***** Excerpted records *****
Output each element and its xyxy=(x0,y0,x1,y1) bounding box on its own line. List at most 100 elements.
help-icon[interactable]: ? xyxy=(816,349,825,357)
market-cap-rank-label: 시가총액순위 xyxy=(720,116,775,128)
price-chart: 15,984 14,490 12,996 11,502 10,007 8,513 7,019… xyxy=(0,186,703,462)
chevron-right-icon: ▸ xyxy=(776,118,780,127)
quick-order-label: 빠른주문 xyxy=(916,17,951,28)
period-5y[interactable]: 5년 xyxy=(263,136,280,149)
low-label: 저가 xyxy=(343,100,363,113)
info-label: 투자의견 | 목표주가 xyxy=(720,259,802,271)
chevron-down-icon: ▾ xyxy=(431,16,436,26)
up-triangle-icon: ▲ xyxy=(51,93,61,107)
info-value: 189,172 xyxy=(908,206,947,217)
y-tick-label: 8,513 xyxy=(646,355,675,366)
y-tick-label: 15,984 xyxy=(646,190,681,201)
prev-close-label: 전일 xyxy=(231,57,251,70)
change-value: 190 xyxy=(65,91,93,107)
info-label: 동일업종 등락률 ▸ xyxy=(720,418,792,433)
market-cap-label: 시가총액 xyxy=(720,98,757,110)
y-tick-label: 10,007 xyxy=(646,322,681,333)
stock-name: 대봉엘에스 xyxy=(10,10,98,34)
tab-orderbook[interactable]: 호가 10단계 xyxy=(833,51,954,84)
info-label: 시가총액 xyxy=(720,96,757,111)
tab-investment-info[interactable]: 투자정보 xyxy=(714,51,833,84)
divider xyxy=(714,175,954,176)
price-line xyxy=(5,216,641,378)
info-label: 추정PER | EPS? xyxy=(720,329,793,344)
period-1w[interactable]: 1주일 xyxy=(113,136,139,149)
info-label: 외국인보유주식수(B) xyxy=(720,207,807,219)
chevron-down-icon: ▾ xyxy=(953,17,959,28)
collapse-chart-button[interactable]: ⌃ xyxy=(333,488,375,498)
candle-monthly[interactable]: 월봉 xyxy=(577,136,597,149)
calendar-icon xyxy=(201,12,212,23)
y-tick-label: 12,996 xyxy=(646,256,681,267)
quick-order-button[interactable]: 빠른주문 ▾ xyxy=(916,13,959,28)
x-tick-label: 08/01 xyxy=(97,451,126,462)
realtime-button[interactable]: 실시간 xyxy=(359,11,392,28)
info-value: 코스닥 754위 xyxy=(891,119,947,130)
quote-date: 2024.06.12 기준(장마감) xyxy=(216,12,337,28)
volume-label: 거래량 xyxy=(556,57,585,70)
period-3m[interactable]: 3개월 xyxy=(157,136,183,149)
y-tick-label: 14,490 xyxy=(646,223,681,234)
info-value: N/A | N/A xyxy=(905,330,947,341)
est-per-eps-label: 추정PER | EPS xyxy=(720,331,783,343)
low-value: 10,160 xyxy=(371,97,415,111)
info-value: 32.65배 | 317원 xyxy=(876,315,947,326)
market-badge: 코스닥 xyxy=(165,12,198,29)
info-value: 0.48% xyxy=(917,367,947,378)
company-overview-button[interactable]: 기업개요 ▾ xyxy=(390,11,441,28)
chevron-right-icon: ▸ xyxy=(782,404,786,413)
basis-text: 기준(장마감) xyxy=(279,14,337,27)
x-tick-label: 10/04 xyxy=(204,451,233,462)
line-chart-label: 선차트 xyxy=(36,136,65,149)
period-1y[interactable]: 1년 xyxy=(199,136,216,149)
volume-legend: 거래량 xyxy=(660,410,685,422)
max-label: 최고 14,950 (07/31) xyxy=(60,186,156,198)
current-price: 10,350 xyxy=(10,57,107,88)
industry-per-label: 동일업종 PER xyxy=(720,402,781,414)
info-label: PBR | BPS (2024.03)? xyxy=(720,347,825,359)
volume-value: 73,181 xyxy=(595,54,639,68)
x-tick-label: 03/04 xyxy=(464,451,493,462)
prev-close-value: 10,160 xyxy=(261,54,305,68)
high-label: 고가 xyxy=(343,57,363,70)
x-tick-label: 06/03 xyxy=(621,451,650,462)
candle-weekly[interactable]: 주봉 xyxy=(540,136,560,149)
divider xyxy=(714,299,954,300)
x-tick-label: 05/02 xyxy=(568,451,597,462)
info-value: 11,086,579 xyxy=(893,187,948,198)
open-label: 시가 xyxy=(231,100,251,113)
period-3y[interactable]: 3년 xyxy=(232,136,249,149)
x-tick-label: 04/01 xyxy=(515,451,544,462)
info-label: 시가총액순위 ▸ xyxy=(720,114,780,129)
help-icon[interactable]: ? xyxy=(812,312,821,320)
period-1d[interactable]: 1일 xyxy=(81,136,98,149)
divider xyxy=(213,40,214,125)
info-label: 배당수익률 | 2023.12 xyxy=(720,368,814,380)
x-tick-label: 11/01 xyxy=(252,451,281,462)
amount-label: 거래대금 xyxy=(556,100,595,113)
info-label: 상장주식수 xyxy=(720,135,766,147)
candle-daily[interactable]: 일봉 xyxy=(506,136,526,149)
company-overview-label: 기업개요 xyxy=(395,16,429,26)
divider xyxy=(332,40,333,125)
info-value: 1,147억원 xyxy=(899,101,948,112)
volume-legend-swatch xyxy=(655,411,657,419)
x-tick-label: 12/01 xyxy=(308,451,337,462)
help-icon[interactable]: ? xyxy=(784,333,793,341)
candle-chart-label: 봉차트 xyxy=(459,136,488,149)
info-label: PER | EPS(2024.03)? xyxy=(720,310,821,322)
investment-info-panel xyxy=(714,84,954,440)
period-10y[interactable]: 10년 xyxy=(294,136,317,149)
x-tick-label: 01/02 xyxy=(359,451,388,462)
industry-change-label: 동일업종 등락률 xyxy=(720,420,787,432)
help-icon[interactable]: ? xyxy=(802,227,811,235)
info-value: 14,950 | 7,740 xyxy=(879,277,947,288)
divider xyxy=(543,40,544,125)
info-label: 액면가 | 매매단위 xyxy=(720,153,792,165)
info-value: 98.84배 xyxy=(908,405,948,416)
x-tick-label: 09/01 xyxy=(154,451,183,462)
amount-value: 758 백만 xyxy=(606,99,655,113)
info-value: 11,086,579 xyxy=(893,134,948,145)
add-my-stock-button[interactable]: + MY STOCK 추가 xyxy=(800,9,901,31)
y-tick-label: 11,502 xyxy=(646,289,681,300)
*****
▶ **Stated problem**: Reproduce every line of the data above verbatim, without changing, adding, or leaving out anything.

▶ **Correct answer**:
Output each element and its xyxy=(x0,y0,x1,y1) bounding box on its own line. List at most 100 elements.
help-icon[interactable]: ? xyxy=(816,349,825,357)
market-cap-rank-label: 시가총액순위 xyxy=(720,116,775,128)
price-chart: 15,984 14,490 12,996 11,502 10,007 8,513 7,019… xyxy=(0,186,703,462)
chevron-right-icon: ▸ xyxy=(776,118,780,127)
quick-order-label: 빠른주문 xyxy=(916,17,951,28)
period-5y[interactable]: 5년 xyxy=(263,136,280,149)
low-label: 저가 xyxy=(343,100,363,113)
info-label: 투자의견 | 목표주가 xyxy=(720,259,802,271)
chevron-down-icon: ▾ xyxy=(431,16,436,26)
up-triangle-icon: ▲ xyxy=(51,93,61,107)
info-value: 189,172 xyxy=(908,206,947,217)
y-tick-label: 8,513 xyxy=(646,355,675,366)
y-tick-label: 15,984 xyxy=(646,190,681,201)
prev-close-label: 전일 xyxy=(231,57,251,70)
change-value: 190 xyxy=(65,91,93,107)
info-label: 동일업종 등락률 ▸ xyxy=(720,418,792,433)
market-cap-label: 시가총액 xyxy=(720,98,757,110)
y-tick-label: 10,007 xyxy=(646,322,681,333)
stock-name: 대봉엘에스 xyxy=(10,10,98,34)
tab-orderbook[interactable]: 호가 10단계 xyxy=(833,51,954,84)
info-label: 시가총액 xyxy=(720,96,757,111)
tab-investment-info[interactable]: 투자정보 xyxy=(714,51,833,84)
divider xyxy=(714,175,954,176)
price-line xyxy=(5,216,641,378)
info-label: 추정PER | EPS? xyxy=(720,329,793,344)
period-1w[interactable]: 1주일 xyxy=(113,136,139,149)
info-label: 외국인보유주식수(B) xyxy=(720,207,807,219)
chevron-down-icon: ▾ xyxy=(953,17,959,28)
collapse-chart-button[interactable]: ⌃ xyxy=(333,488,375,498)
candle-monthly[interactable]: 월봉 xyxy=(577,136,597,149)
calendar-icon xyxy=(201,12,212,23)
y-tick-label: 12,996 xyxy=(646,256,681,267)
quick-order-button[interactable]: 빠른주문 ▾ xyxy=(916,13,959,28)
x-tick-label: 08/01 xyxy=(97,451,126,462)
realtime-button[interactable]: 실시간 xyxy=(359,11,392,28)
info-value: 코스닥 754위 xyxy=(891,119,947,130)
quote-date: 2024.06.12 기준(장마감) xyxy=(216,12,337,28)
volume-label: 거래량 xyxy=(556,57,585,70)
period-3m[interactable]: 3개월 xyxy=(157,136,183,149)
y-tick-label: 14,490 xyxy=(646,223,681,234)
info-value: N/A | N/A xyxy=(905,330,947,341)
est-per-eps-label: 추정PER | EPS xyxy=(720,331,783,343)
low-value: 10,160 xyxy=(371,97,415,111)
info-value: 32.65배 | 317원 xyxy=(876,315,947,326)
market-badge: 코스닥 xyxy=(165,12,198,29)
info-value: 0.48% xyxy=(917,367,947,378)
company-overview-button[interactable]: 기업개요 ▾ xyxy=(390,11,441,28)
chevron-right-icon: ▸ xyxy=(782,404,786,413)
basis-text: 기준(장마감) xyxy=(279,14,337,27)
x-tick-label: 10/04 xyxy=(204,451,233,462)
line-chart-label: 선차트 xyxy=(36,136,65,149)
period-1y[interactable]: 1년 xyxy=(199,136,216,149)
volume-legend: 거래량 xyxy=(660,410,685,422)
max-label: 최고 14,950 (07/31) xyxy=(60,186,156,198)
current-price: 10,350 xyxy=(10,57,107,88)
industry-per-label: 동일업종 PER xyxy=(720,402,781,414)
info-label: PBR | BPS (2024.03)? xyxy=(720,347,825,359)
volume-value: 73,181 xyxy=(595,54,639,68)
x-tick-label: 03/04 xyxy=(464,451,493,462)
prev-close-value: 10,160 xyxy=(261,54,305,68)
high-label: 고가 xyxy=(343,57,363,70)
x-tick-label: 06/03 xyxy=(621,451,650,462)
candle-weekly[interactable]: 주봉 xyxy=(540,136,560,149)
divider xyxy=(714,299,954,300)
x-tick-label: 05/02 xyxy=(568,451,597,462)
info-value: 11,086,579 xyxy=(893,187,948,198)
open-label: 시가 xyxy=(231,100,251,113)
period-3y[interactable]: 3년 xyxy=(232,136,249,149)
x-tick-label: 04/01 xyxy=(515,451,544,462)
info-label: 시가총액순위 ▸ xyxy=(720,114,780,129)
help-icon[interactable]: ? xyxy=(812,312,821,320)
period-1d[interactable]: 1일 xyxy=(81,136,98,149)
divider xyxy=(213,40,214,125)
info-label: 배당수익률 | 2023.12 xyxy=(720,368,814,380)
x-tick-label: 11/01 xyxy=(252,451,281,462)
amount-label: 거래대금 xyxy=(556,100,595,113)
info-label: 상장주식수 xyxy=(720,135,766,147)
candle-daily[interactable]: 일봉 xyxy=(506,136,526,149)
company-overview-label: 기업개요 xyxy=(395,16,429,26)
divider xyxy=(332,40,333,125)
info-value: 1,147억원 xyxy=(899,101,948,112)
volume-legend-swatch xyxy=(655,411,657,419)
x-tick-label: 12/01 xyxy=(308,451,337,462)
help-icon[interactable]: ? xyxy=(784,333,793,341)
candle-chart-label: 봉차트 xyxy=(459,136,488,149)
info-label: PER | EPS(2024.03)? xyxy=(720,310,821,322)
investment-info-panel xyxy=(714,84,954,440)
period-10y[interactable]: 10년 xyxy=(294,136,317,149)
x-tick-label: 01/02 xyxy=(359,451,388,462)
industry-change-label: 동일업종 등락률 xyxy=(720,420,787,432)
help-icon[interactable]: ? xyxy=(802,227,811,235)
info-value: 14,950 | 7,740 xyxy=(879,277,947,288)
divider xyxy=(543,40,544,125)
info-label: 액면가 | 매매단위 xyxy=(720,153,792,165)
info-value: 98.84배 xyxy=(908,405,948,416)
x-tick-label: 09/01 xyxy=(154,451,183,462)
amount-value: 758 백만 xyxy=(606,99,655,113)
info-value: 11,086,579 xyxy=(893,134,948,145)
add-my-stock-button[interactable]: + MY STOCK 추가 xyxy=(800,9,901,31)
y-tick-label: 11,502 xyxy=(646,289,681,300)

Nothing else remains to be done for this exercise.